**Task:** Scan the lines below for the word "text". Copy each line you find it in.

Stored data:
>>>
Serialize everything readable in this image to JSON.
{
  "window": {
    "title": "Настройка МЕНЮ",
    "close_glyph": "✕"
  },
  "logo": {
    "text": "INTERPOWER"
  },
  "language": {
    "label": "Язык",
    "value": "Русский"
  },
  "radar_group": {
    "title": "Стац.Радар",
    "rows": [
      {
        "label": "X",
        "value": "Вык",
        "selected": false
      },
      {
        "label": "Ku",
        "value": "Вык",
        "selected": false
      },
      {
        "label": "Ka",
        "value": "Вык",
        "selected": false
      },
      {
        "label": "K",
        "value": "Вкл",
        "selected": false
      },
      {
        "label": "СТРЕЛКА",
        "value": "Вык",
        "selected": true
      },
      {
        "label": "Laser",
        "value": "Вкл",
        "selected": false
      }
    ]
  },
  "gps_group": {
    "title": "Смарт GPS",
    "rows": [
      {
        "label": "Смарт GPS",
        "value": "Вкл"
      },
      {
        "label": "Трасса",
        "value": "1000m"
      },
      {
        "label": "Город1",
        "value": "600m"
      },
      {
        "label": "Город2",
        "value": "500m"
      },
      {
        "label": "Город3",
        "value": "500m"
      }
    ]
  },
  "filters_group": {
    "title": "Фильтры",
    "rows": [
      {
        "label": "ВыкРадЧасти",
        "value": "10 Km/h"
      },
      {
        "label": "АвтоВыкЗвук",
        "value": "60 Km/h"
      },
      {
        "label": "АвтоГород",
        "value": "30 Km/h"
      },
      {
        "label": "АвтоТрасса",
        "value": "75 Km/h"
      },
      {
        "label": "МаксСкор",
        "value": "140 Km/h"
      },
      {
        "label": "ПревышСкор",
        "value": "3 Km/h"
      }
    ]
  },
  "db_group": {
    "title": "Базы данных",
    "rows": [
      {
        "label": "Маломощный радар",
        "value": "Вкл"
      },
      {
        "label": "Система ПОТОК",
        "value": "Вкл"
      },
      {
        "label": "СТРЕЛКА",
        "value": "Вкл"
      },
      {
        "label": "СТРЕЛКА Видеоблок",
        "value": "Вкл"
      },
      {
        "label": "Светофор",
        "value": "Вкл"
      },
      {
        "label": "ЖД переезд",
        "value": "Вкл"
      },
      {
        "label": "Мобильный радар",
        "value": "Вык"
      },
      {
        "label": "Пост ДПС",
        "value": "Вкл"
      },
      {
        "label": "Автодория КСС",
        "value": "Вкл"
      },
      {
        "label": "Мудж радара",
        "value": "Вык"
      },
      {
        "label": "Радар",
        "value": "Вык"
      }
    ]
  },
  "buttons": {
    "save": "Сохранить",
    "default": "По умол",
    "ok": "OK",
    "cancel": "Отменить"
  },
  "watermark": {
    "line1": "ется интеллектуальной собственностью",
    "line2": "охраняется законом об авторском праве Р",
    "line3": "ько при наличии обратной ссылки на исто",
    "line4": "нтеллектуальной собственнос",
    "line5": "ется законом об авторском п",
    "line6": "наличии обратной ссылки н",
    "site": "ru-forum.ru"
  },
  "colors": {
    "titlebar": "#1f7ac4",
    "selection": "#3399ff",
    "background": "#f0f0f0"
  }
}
<<<
>>>
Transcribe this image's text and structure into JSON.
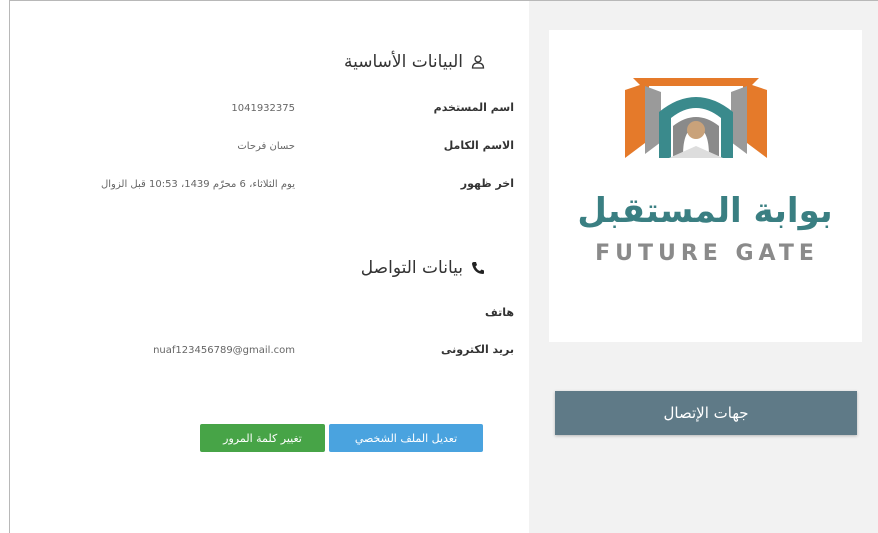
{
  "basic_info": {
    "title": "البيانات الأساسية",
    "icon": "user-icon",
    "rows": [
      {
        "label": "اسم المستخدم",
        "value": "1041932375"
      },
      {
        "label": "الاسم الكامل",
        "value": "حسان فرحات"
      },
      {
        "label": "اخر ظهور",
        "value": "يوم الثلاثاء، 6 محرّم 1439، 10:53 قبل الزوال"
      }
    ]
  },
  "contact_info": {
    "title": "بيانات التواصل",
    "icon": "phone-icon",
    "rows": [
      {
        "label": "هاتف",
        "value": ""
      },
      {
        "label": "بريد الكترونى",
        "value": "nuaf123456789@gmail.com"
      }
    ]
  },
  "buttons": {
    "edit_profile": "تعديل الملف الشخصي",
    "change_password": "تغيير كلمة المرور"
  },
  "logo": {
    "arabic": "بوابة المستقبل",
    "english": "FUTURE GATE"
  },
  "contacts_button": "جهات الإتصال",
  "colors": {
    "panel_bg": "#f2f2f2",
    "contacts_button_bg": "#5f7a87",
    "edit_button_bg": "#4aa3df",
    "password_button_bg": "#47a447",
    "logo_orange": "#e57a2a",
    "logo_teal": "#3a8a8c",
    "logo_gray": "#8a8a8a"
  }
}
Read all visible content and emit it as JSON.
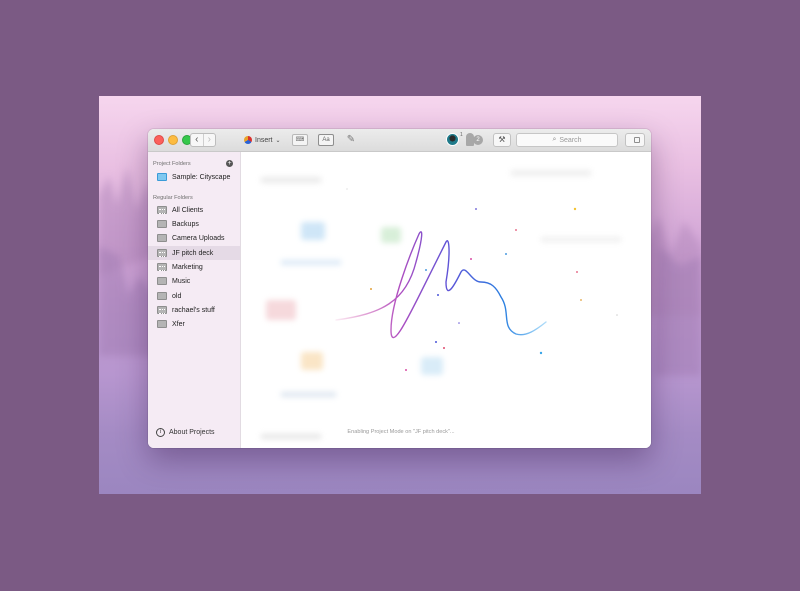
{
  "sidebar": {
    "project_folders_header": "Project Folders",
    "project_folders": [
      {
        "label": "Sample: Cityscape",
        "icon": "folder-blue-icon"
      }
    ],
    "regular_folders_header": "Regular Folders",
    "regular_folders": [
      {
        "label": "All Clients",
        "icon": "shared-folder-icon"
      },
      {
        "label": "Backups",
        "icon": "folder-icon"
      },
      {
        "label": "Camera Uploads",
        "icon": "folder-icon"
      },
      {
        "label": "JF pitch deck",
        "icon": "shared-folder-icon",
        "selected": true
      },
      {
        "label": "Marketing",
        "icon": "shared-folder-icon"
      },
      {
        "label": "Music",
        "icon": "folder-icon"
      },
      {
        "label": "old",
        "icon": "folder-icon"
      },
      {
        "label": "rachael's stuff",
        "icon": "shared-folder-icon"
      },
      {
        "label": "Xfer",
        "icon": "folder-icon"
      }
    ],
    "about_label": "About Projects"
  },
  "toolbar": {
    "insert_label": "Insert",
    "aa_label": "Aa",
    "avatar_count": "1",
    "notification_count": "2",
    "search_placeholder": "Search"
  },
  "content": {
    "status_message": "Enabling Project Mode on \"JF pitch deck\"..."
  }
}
<<<
**Result:**
    "text": "INTERPOWER"
Transcribe this image's text and structure into JSON.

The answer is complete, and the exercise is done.